#### [GOAL]
Gather all lines from the material that contain the word "name".

-- Begin DATASET EXCERPTS --

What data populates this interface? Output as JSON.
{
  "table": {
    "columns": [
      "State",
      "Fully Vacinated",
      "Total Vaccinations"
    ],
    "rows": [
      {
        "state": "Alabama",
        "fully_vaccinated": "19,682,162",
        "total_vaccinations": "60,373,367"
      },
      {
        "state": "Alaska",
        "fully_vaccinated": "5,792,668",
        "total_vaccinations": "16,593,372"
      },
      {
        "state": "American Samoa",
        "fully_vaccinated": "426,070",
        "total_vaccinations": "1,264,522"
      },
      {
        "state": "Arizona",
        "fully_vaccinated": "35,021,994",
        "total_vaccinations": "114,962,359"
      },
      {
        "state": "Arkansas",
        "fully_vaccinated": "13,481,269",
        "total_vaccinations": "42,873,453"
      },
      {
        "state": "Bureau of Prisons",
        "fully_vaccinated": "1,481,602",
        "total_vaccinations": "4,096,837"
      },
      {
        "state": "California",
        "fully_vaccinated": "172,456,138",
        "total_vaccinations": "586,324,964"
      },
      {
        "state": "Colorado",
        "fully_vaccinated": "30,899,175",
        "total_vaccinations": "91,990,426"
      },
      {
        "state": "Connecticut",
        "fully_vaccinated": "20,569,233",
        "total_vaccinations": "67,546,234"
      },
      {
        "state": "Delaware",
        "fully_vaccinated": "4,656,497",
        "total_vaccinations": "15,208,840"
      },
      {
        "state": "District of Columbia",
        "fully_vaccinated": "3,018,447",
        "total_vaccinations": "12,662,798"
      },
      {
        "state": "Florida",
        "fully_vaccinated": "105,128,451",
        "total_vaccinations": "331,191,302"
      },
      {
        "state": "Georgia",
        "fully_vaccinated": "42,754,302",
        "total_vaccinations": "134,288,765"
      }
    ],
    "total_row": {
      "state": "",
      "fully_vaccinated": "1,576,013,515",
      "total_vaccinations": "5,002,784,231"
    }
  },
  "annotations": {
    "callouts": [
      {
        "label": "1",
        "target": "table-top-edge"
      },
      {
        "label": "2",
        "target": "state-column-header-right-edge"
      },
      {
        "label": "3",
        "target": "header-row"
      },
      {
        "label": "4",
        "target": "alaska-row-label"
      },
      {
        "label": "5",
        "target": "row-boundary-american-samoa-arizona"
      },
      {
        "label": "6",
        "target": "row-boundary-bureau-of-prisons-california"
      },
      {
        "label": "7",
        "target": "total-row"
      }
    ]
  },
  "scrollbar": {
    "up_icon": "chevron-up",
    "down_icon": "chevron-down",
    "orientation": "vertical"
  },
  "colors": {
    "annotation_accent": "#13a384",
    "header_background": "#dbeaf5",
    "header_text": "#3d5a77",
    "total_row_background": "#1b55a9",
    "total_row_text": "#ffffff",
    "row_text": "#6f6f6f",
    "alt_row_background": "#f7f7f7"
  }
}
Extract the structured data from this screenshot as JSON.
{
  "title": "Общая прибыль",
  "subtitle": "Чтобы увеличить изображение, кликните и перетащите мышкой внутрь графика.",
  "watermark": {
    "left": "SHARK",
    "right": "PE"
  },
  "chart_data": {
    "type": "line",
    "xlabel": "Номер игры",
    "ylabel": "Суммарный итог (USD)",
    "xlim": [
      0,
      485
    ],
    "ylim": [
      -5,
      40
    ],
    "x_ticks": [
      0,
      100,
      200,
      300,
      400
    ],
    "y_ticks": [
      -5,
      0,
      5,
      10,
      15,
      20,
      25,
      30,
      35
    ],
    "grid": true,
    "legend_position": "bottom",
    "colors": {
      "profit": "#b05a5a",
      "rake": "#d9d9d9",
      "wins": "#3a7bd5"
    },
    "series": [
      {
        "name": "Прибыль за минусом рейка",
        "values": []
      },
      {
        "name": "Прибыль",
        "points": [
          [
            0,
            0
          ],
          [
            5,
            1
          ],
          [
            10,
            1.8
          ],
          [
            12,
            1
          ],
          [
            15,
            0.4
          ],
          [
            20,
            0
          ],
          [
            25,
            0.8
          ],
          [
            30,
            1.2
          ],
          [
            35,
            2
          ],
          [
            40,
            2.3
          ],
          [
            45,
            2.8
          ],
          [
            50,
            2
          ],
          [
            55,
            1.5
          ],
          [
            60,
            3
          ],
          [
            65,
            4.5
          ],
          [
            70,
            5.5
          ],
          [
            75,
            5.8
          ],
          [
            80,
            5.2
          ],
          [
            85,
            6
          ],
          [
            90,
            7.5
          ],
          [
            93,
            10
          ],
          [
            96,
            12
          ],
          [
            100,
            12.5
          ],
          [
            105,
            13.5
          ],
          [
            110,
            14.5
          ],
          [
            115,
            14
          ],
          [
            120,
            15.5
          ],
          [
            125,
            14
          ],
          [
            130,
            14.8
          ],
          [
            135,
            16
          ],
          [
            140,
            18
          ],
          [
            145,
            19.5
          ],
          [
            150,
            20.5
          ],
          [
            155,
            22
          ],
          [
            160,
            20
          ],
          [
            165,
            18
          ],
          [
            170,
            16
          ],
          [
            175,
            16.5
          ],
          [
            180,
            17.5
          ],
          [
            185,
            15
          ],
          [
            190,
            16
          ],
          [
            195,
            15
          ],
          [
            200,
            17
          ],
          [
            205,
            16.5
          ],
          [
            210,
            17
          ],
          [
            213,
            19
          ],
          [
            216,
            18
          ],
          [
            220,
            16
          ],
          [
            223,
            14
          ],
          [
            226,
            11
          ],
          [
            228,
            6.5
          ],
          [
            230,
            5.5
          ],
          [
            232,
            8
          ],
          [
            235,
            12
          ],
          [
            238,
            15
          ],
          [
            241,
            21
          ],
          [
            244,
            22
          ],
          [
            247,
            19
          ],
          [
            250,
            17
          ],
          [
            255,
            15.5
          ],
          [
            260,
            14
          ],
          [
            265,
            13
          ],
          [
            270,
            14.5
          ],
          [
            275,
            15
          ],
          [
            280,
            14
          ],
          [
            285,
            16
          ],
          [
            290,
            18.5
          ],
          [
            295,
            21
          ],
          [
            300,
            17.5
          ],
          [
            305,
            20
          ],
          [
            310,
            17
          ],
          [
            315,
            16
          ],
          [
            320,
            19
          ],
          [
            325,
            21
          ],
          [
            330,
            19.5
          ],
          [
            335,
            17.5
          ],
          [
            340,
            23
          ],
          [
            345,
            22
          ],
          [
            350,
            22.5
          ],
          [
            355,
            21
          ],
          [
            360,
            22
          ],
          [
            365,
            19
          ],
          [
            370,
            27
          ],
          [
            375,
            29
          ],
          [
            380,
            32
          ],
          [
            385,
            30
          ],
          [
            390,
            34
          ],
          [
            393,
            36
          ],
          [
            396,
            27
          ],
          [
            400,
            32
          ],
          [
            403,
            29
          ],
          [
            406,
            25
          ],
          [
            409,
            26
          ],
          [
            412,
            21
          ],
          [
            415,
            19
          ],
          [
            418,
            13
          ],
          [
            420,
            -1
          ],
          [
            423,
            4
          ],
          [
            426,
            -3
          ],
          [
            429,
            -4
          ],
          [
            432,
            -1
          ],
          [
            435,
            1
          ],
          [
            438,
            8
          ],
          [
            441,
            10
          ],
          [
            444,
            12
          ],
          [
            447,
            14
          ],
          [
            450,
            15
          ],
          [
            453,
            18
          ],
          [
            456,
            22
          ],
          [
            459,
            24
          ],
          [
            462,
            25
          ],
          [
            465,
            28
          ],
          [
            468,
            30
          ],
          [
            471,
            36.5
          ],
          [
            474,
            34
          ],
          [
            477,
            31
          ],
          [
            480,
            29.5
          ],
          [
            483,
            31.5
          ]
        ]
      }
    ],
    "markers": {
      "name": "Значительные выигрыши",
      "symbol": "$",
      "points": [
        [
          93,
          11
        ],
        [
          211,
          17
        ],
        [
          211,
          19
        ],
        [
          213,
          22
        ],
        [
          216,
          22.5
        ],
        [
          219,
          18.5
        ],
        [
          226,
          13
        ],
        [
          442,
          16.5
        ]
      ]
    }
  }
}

-- End DATASET EXCERPTS --

#### [EXERCISE OUTPUT]
        "name": "Прибыль за минусом рейка",
        "name": "Прибыль",
      "name": "Значительные выигрыши",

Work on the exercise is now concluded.